TASK STATEMENT: Filter the records for lines holding the string "продукта".

--- start ---

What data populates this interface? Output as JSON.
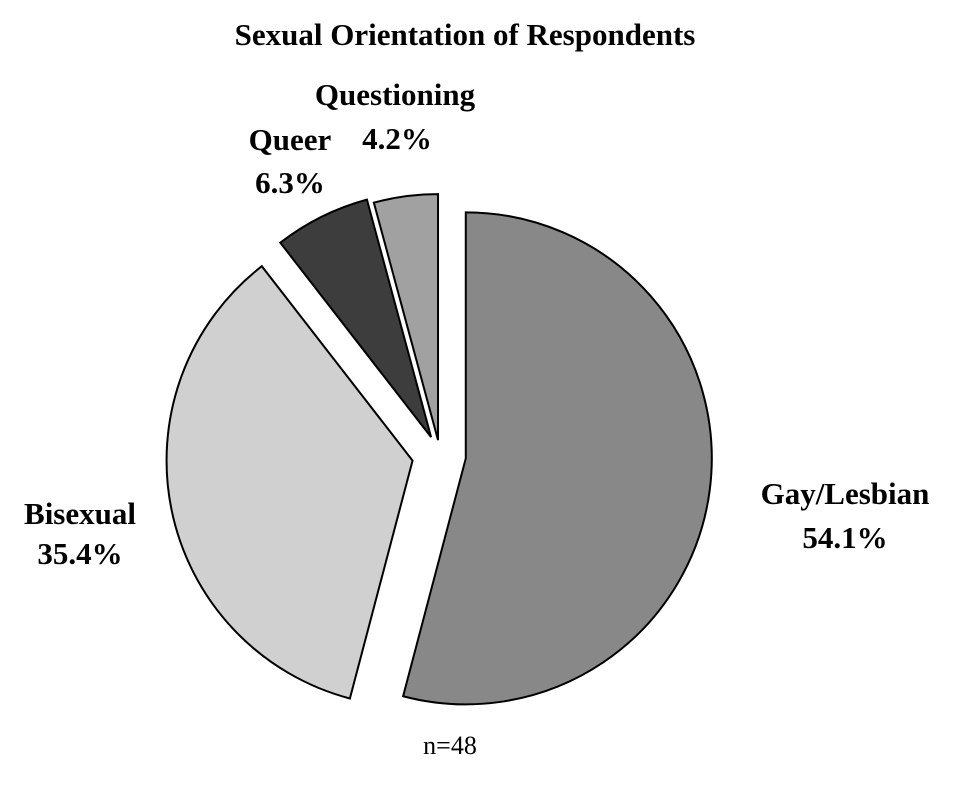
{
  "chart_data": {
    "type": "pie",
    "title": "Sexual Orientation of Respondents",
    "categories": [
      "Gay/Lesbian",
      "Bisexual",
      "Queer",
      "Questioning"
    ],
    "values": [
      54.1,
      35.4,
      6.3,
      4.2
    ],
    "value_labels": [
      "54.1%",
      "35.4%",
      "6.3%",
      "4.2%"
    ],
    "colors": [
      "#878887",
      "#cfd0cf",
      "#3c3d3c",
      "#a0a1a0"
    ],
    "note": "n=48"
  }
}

--- end ---
--- start ---

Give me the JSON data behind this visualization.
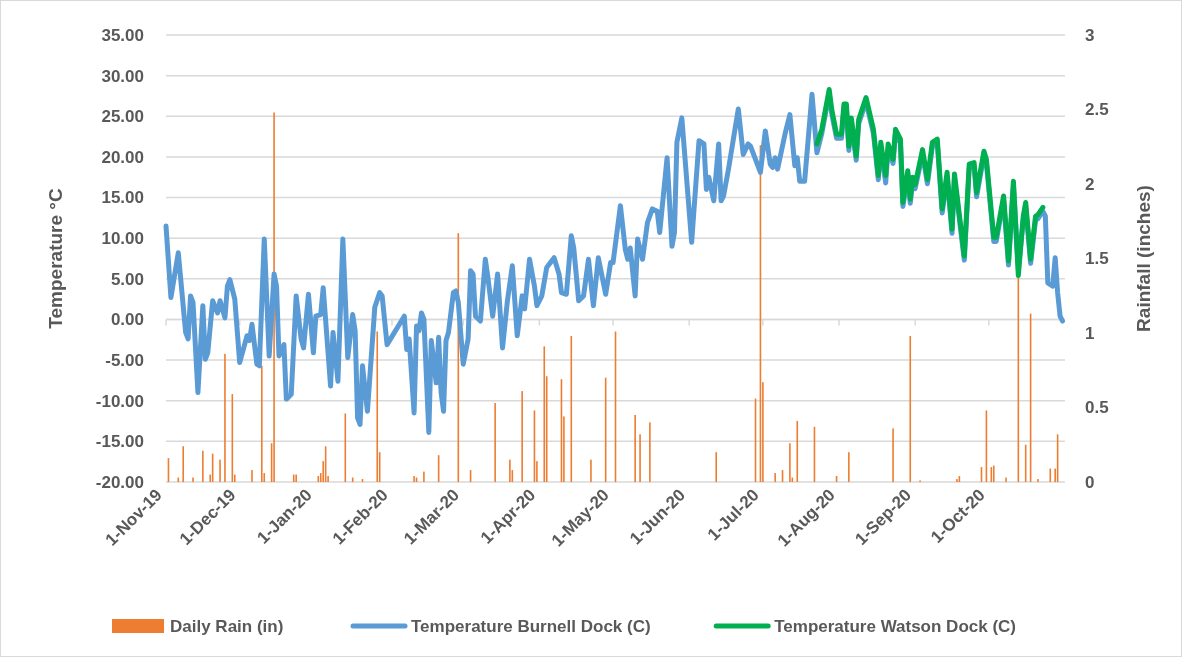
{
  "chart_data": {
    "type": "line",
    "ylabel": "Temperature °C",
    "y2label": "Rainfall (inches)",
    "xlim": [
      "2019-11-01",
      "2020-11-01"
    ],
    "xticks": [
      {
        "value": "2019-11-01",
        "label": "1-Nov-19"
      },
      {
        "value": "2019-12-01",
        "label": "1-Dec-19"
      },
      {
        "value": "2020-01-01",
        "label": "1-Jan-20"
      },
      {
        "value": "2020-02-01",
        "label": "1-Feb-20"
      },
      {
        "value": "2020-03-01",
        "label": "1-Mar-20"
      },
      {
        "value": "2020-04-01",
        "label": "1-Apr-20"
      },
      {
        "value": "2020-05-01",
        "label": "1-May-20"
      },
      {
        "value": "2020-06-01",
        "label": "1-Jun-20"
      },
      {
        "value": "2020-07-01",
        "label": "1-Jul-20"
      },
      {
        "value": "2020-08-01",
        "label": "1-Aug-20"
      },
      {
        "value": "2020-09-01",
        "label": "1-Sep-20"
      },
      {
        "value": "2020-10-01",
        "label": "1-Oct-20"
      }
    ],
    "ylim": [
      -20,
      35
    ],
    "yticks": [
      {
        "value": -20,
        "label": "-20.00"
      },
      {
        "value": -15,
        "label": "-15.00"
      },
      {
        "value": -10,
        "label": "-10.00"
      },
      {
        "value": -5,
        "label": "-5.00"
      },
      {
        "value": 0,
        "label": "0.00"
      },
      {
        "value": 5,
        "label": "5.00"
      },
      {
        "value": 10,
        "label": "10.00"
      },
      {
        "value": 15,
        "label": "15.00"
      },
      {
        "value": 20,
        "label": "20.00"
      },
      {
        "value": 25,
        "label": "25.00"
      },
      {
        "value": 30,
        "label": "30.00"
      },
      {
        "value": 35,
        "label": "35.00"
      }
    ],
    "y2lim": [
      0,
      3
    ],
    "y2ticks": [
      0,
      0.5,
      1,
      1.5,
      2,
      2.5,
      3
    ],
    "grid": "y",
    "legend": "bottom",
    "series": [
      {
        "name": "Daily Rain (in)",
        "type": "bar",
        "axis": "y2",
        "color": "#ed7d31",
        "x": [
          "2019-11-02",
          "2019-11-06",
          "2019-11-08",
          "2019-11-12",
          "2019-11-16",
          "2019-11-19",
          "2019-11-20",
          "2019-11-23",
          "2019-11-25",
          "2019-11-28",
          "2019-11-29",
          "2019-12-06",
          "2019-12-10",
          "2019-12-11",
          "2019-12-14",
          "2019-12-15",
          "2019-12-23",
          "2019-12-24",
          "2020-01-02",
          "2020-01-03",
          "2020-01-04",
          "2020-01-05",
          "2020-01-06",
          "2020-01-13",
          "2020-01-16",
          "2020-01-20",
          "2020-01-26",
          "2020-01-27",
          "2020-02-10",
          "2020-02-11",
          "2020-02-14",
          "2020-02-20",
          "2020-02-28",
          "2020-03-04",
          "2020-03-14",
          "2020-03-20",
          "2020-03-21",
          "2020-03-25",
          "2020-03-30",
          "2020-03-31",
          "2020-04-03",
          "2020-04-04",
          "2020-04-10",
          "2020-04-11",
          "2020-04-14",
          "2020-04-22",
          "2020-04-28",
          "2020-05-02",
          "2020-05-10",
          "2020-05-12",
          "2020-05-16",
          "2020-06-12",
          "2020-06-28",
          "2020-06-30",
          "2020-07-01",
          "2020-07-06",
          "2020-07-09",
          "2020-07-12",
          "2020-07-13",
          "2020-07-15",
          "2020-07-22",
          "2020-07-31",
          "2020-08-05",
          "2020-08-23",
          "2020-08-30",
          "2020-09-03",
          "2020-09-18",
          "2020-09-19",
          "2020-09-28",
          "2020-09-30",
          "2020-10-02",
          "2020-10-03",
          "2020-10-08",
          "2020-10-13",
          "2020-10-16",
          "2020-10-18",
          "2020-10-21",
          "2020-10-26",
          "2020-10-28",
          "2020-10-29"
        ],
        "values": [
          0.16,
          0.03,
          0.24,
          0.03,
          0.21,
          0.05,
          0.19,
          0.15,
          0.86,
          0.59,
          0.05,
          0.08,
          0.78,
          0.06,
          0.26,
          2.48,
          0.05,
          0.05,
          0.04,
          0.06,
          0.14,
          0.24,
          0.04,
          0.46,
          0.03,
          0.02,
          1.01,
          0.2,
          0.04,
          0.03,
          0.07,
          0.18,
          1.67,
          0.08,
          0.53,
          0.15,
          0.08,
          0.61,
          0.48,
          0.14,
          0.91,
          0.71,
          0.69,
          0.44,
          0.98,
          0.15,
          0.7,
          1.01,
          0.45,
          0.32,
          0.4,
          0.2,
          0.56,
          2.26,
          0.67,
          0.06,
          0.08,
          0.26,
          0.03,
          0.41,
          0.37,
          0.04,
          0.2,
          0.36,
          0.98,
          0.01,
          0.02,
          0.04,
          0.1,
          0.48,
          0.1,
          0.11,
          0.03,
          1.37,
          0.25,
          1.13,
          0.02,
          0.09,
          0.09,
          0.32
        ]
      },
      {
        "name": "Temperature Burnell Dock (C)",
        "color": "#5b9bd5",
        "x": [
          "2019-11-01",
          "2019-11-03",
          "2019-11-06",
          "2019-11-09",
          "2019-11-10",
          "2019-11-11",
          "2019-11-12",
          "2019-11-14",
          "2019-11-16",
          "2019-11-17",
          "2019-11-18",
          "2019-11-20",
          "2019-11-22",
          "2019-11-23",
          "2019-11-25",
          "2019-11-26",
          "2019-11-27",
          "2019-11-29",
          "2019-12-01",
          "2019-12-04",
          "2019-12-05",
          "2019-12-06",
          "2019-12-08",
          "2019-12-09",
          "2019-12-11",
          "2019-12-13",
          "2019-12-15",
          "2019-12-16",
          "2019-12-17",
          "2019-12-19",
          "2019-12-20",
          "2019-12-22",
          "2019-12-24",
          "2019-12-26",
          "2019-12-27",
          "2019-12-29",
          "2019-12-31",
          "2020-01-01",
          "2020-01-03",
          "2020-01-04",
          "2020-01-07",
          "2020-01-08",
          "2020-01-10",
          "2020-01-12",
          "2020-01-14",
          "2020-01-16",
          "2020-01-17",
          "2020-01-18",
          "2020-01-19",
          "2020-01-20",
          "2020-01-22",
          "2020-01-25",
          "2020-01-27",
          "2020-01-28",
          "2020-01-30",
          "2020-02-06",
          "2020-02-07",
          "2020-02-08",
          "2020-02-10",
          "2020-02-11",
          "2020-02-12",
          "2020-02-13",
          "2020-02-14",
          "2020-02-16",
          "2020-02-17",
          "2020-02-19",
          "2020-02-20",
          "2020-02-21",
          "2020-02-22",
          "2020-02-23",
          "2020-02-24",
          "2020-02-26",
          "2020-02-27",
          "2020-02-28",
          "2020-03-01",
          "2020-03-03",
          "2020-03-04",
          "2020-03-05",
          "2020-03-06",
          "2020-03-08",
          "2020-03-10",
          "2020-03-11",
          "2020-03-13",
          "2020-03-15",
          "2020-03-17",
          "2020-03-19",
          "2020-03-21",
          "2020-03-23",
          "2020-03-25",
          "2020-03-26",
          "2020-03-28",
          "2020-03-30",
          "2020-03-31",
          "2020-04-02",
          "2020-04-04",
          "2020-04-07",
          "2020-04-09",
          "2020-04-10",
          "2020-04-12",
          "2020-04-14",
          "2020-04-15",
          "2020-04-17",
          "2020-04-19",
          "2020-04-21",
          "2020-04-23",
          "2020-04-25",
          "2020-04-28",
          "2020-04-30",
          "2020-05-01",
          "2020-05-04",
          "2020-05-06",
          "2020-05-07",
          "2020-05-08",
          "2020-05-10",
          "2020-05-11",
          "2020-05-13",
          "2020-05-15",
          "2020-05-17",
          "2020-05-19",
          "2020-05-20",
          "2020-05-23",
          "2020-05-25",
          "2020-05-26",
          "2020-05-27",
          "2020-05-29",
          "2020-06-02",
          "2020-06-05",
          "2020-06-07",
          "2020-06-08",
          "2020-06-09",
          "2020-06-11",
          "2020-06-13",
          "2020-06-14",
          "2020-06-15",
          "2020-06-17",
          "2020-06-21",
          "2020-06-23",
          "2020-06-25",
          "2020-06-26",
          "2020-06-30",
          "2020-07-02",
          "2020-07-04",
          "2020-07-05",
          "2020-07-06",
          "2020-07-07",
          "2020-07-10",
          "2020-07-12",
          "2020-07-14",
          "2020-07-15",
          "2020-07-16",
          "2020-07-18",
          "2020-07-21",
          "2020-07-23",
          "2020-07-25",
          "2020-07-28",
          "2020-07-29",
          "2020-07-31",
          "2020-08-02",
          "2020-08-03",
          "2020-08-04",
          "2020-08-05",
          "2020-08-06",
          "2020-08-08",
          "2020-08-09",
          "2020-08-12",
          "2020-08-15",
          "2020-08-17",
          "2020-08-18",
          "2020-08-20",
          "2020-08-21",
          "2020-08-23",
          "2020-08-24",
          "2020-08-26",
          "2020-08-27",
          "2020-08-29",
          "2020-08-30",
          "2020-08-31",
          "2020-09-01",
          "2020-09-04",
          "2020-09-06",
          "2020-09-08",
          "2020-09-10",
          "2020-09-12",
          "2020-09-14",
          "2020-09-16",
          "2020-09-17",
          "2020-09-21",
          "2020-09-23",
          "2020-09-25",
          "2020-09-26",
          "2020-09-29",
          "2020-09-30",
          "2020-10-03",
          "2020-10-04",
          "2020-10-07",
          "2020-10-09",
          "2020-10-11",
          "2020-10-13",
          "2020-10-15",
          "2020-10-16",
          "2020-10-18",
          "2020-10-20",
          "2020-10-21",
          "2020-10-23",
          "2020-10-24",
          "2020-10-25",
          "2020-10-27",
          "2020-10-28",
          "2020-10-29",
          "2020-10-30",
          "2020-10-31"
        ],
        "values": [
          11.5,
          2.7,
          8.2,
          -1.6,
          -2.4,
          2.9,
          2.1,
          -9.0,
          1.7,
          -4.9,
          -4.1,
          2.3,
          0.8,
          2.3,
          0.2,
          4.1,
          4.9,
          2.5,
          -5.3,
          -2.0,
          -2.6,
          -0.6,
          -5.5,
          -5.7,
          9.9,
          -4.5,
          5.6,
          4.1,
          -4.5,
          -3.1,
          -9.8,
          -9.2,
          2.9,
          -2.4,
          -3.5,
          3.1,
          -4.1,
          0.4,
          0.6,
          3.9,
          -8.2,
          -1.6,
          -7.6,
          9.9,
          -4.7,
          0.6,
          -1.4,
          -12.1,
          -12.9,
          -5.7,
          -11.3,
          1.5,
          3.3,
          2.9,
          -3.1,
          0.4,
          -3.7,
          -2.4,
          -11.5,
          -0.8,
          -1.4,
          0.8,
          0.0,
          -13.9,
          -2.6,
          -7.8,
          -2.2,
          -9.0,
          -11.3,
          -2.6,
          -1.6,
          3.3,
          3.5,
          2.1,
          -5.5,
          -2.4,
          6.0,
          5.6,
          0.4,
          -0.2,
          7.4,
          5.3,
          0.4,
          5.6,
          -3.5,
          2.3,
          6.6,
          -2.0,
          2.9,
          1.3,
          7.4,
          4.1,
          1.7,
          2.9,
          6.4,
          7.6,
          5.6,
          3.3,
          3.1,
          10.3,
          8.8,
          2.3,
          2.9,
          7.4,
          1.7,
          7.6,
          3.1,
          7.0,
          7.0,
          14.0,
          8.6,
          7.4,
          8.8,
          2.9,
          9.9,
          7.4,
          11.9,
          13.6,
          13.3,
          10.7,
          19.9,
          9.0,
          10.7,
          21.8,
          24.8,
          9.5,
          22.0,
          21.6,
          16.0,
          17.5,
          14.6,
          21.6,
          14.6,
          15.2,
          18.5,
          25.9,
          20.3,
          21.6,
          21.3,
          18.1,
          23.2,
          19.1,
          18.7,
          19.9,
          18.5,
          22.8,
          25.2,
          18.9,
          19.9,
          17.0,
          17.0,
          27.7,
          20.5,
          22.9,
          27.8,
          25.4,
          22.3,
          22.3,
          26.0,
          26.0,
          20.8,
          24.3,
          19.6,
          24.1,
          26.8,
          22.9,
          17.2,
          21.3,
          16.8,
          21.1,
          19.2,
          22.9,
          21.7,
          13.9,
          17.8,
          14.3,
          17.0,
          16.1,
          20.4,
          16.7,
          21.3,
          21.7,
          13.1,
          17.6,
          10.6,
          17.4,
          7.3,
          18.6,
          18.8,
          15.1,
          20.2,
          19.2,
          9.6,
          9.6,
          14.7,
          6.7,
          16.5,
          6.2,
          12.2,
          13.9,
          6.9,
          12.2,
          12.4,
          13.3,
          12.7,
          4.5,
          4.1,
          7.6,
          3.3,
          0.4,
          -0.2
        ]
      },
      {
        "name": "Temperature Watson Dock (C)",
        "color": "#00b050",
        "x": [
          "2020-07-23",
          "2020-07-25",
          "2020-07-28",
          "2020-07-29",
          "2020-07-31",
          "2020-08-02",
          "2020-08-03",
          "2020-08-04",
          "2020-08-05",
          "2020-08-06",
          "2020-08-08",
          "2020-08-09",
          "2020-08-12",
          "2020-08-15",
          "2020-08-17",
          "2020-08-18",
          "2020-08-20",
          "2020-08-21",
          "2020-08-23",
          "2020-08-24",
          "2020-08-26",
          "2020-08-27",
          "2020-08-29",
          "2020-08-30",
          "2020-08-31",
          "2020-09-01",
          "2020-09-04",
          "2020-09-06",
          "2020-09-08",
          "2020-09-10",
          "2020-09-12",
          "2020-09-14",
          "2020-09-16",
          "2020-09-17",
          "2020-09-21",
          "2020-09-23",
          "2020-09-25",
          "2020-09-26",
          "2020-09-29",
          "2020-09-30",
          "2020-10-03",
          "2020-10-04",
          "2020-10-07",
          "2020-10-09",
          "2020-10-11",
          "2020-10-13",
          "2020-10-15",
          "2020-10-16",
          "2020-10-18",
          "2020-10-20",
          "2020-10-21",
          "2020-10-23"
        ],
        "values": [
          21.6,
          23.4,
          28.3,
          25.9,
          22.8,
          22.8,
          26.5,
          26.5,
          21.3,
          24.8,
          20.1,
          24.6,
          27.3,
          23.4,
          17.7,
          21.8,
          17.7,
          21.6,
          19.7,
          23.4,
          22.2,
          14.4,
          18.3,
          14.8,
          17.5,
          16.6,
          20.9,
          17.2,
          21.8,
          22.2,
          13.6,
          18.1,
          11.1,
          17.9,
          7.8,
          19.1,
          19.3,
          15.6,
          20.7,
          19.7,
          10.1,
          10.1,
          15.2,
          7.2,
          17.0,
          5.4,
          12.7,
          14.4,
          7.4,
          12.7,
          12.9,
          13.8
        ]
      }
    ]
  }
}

--- end ---
--- start ---

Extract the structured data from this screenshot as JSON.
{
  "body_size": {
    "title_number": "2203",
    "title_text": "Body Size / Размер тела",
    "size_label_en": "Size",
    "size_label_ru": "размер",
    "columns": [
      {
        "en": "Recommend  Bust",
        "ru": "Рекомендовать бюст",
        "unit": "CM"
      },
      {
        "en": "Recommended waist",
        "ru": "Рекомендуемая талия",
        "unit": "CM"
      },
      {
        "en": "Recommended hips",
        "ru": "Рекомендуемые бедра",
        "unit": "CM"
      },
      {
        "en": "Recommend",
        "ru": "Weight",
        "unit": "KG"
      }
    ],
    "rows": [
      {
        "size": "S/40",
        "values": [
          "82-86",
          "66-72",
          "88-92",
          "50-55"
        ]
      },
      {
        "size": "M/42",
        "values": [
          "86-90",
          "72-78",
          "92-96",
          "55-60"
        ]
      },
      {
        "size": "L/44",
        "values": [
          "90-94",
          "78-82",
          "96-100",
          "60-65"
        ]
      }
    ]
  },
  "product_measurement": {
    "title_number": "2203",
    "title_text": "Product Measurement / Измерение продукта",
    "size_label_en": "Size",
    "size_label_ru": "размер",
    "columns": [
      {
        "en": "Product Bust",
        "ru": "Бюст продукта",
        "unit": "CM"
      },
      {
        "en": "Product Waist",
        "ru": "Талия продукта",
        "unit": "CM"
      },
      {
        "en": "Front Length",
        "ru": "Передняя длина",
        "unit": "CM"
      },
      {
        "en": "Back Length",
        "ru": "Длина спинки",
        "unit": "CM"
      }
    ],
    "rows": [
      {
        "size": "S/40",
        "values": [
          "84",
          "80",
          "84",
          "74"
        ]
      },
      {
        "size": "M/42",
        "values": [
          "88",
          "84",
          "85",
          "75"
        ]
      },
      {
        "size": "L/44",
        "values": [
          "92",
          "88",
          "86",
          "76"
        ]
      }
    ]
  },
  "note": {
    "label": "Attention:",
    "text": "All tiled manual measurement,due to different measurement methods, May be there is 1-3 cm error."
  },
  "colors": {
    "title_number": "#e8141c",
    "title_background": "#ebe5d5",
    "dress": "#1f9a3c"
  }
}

--- end ---

THE RESULT:
    "title_text": "Product Measurement / Измерение продукта",
        "ru": "Бюст продукта",
        "ru": "Талия продукта",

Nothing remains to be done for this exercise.